Task brief ▸ Your answer must be a single number: the count of lines in the entries below that hold "name".

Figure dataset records
# # # # #

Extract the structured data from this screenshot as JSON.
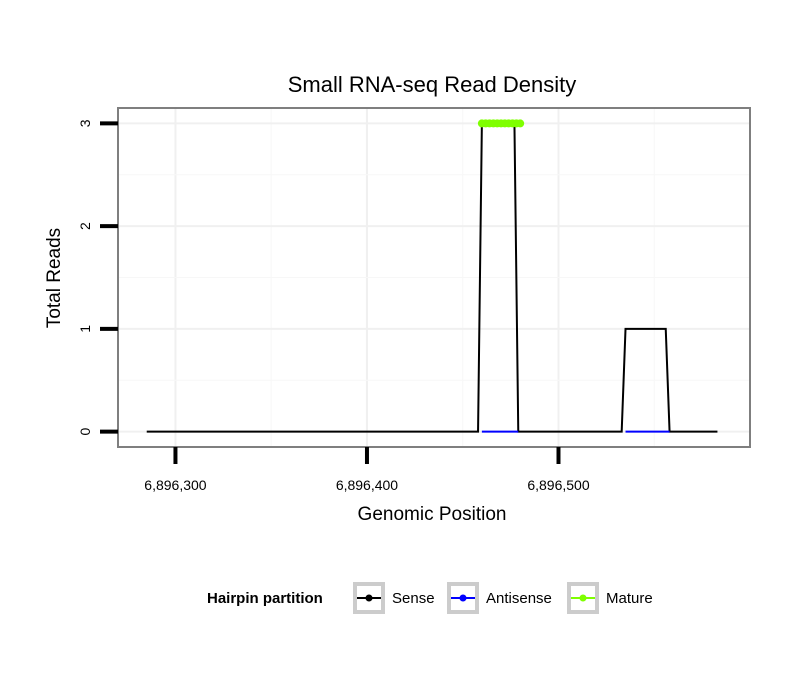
{
  "chart_data": {
    "type": "line",
    "title": "Small RNA-seq Read Density",
    "xlabel": "Genomic Position",
    "ylabel": "Total Reads",
    "xlim": [
      6896270,
      6896600
    ],
    "ylim": [
      -0.15,
      3.15
    ],
    "x_ticks": [
      {
        "value": 6896300,
        "label": "6,896,300"
      },
      {
        "value": 6896400,
        "label": "6,896,400"
      },
      {
        "value": 6896500,
        "label": "6,896,500"
      }
    ],
    "y_ticks": [
      {
        "value": 0,
        "label": "0"
      },
      {
        "value": 1,
        "label": "1"
      },
      {
        "value": 2,
        "label": "2"
      },
      {
        "value": 3,
        "label": "3"
      }
    ],
    "series": [
      {
        "name": "Sense",
        "color": "#000000",
        "x": [
          6896285,
          6896458,
          6896460,
          6896477,
          6896479,
          6896533,
          6896535,
          6896556,
          6896558,
          6896583
        ],
        "y": [
          0,
          0,
          3,
          3,
          0,
          0,
          1,
          1,
          0,
          0
        ]
      },
      {
        "name": "Antisense",
        "color": "#0000ff",
        "x": [
          6896460,
          6896479,
          6896535,
          6896558
        ],
        "y": [
          0,
          0,
          0,
          0
        ],
        "segments": [
          [
            0,
            1
          ],
          [
            2,
            3
          ]
        ]
      },
      {
        "name": "Mature",
        "color": "#7fff00",
        "x": [
          6896460,
          6896462,
          6896464,
          6896466,
          6896468,
          6896470,
          6896472,
          6896474,
          6896476,
          6896478,
          6896480
        ],
        "y": [
          3,
          3,
          3,
          3,
          3,
          3,
          3,
          3,
          3,
          3,
          3
        ]
      }
    ],
    "legend": {
      "title": "Hairpin partition",
      "position": "bottom",
      "entries": [
        "Sense",
        "Antisense",
        "Mature"
      ]
    }
  }
}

# # # # #

Output of the exercise ▸ 3